[Begin]
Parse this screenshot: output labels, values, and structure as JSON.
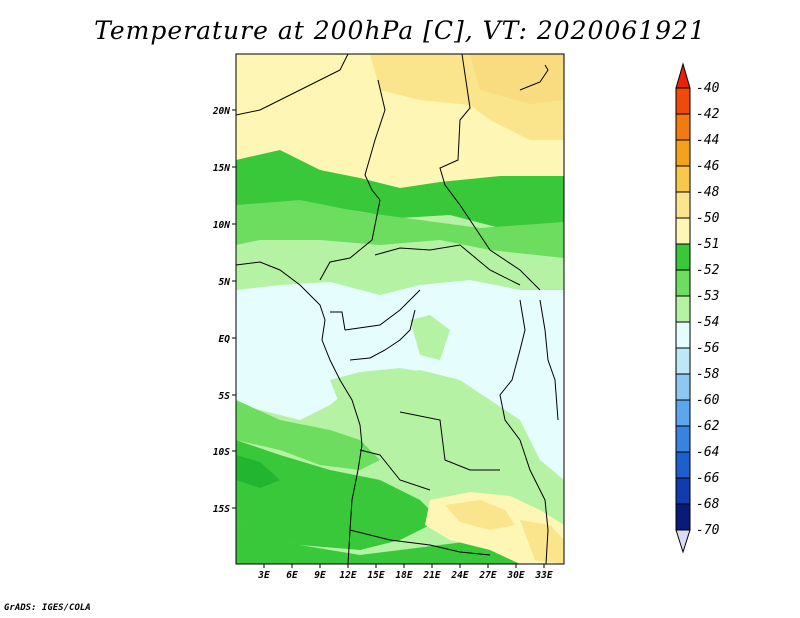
{
  "title": "Temperature at 200hPa [C], VT: 2020061921",
  "credit": "GrADS: IGES/COLA",
  "map": {
    "lat_labels": [
      "20N",
      "15N",
      "10N",
      "5N",
      "EQ",
      "5S",
      "10S",
      "15S"
    ],
    "lon_labels": [
      "3E",
      "6E",
      "9E",
      "12E",
      "15E",
      "18E",
      "21E",
      "24E",
      "27E",
      "30E",
      "33E"
    ]
  },
  "colorbar": {
    "labels": [
      "-40",
      "-42",
      "-44",
      "-46",
      "-48",
      "-50",
      "-51",
      "-52",
      "-53",
      "-54",
      "-56",
      "-58",
      "-60",
      "-62",
      "-64",
      "-66",
      "-68",
      "-70"
    ],
    "colors": [
      "#e8220a",
      "#f04a0a",
      "#f27a10",
      "#f4a21c",
      "#f7c84a",
      "#fbe58c",
      "#fdf6b4",
      "#38c83a",
      "#6cdd5e",
      "#b6f2a4",
      "#e6fdfd",
      "#bde8f8",
      "#8ec8f1",
      "#5ea6ec",
      "#3883e0",
      "#1e5fce",
      "#103cb0",
      "#081a7a",
      "#dcdcf6"
    ]
  }
}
[End]
EXERCISE TASK:
Copy all of the entries verbatim, leaving out any pictures they contain.

THE RESULT:
Parse this screenshot: output labels, values, and structure as JSON.
{
  "title": "Temperature at 200hPa [C], VT: 2020061921",
  "credit": "GrADS: IGES/COLA",
  "map": {
    "lat_labels": [
      "20N",
      "15N",
      "10N",
      "5N",
      "EQ",
      "5S",
      "10S",
      "15S"
    ],
    "lon_labels": [
      "3E",
      "6E",
      "9E",
      "12E",
      "15E",
      "18E",
      "21E",
      "24E",
      "27E",
      "30E",
      "33E"
    ]
  },
  "colorbar": {
    "labels": [
      "-40",
      "-42",
      "-44",
      "-46",
      "-48",
      "-50",
      "-51",
      "-52",
      "-53",
      "-54",
      "-56",
      "-58",
      "-60",
      "-62",
      "-64",
      "-66",
      "-68",
      "-70"
    ],
    "colors": [
      "#e8220a",
      "#f04a0a",
      "#f27a10",
      "#f4a21c",
      "#f7c84a",
      "#fbe58c",
      "#fdf6b4",
      "#38c83a",
      "#6cdd5e",
      "#b6f2a4",
      "#e6fdfd",
      "#bde8f8",
      "#8ec8f1",
      "#5ea6ec",
      "#3883e0",
      "#1e5fce",
      "#103cb0",
      "#081a7a",
      "#dcdcf6"
    ]
  }
}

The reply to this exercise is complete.